SET TASK
Set the listing down again in full, word for word, with the pictures left out.
** start **
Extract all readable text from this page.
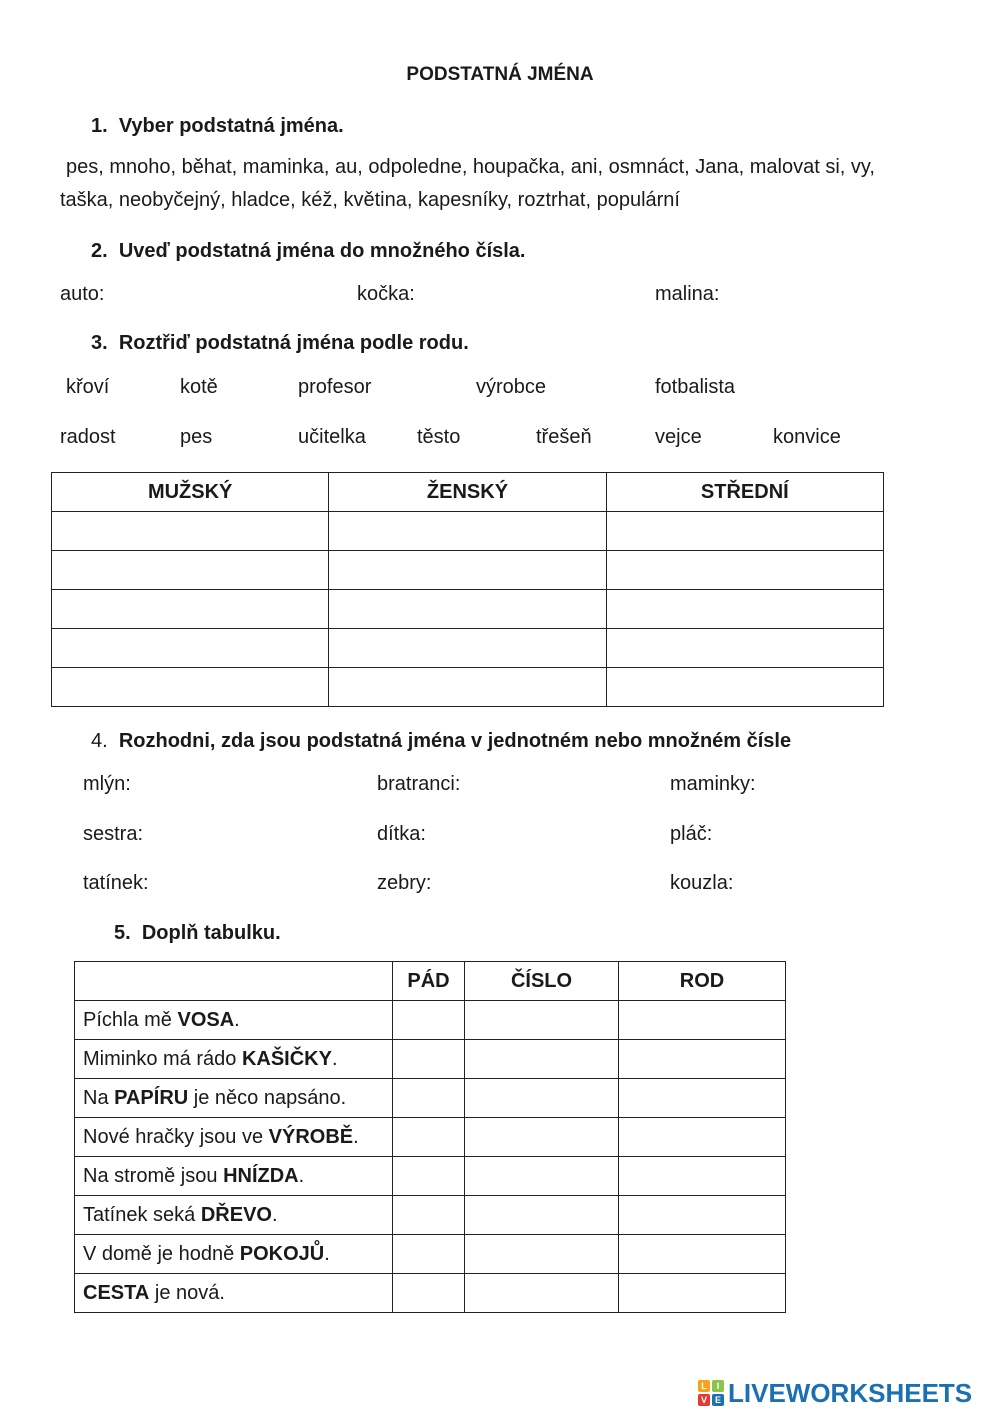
PODSTATNÁ JMÉNA
1. Vyber podstatná jména.
pes, mnoho, běhat, maminka, au, odpoledne, houpačka, ani, osmnáct, Jana, malovat si, vy,
taška, neobyčejný, hladce, kéž, květina, kapesníky, roztrhat, populární
2. Uveď podstatná jména do množného čísla.
auto:	kočka:	malina:
3. Roztřiď podstatná jména podle rodu.
křoví	kotě	profesor	výrobce	fotbalista
radost	pes	učitelka	těsto	třešeň	vejce	konvice
MUŽSKÝ	ŽENSKÝ	STŘEDNÍ

4. Rozhodni, zda jsou podstatná jména v jednotném nebo množném čísle
mlýn:	bratranci:	maminky:
sestra:	dítka:	pláč:
tatínek:	zebry:	kouzla:
5. Doplň tabulku.
	PÁD	ČÍSLO	ROD
Píchla mě VOSA.			
Miminko má rádo KAŠIČKY.			
Na PAPÍRU je něco napsáno.			
Nové hračky jsou ve VÝROBĚ.			
Na stromě jsou HNÍZDA.			
Tatínek seká DŘEVO.			
V domě je hodně POKOJŮ.			
CESTA je nová.			
L	I
V E LIVEWORKSHEETS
** end **
ANSWER TO THIS TASK
Extract all readable text from this page.
PODSTATNÁ JMÉNA
1. Vyber podstatná jména.
pes, mnoho, běhat, maminka, au, odpoledne, houpačka, ani, osmnáct, Jana, malovat si, vy,
taška, neobyčejný, hladce, kéž, květina, kapesníky, roztrhat, populární
2. Uveď podstatná jména do množného čísla.
auto:	kočka:	malina:
3. Roztřiď podstatná jména podle rodu.
křoví	kotě	profesor	výrobce	fotbalista
radost	pes	učitelka	těsto	třešeň	vejce	konvice
MUŽSKÝ	ŽENSKÝ	STŘEDNÍ

4. Rozhodni, zda jsou podstatná jména v jednotném nebo množném čísle
mlýn:	bratranci:	maminky:
sestra:	dítka:	pláč:
tatínek:	zebry:	kouzla:
5. Doplň tabulku.
	PÁD	ČÍSLO	ROD
Píchla mě VOSA.			
Miminko má rádo KAŠIČKY.			
Na PAPÍRU je něco napsáno.			
Nové hračky jsou ve VÝROBĚ.			
Na stromě jsou HNÍZDA.			
Tatínek seká DŘEVO.			
V domě je hodně POKOJŮ.			
CESTA je nová.			
L	I
V E LIVEWORKSHEETS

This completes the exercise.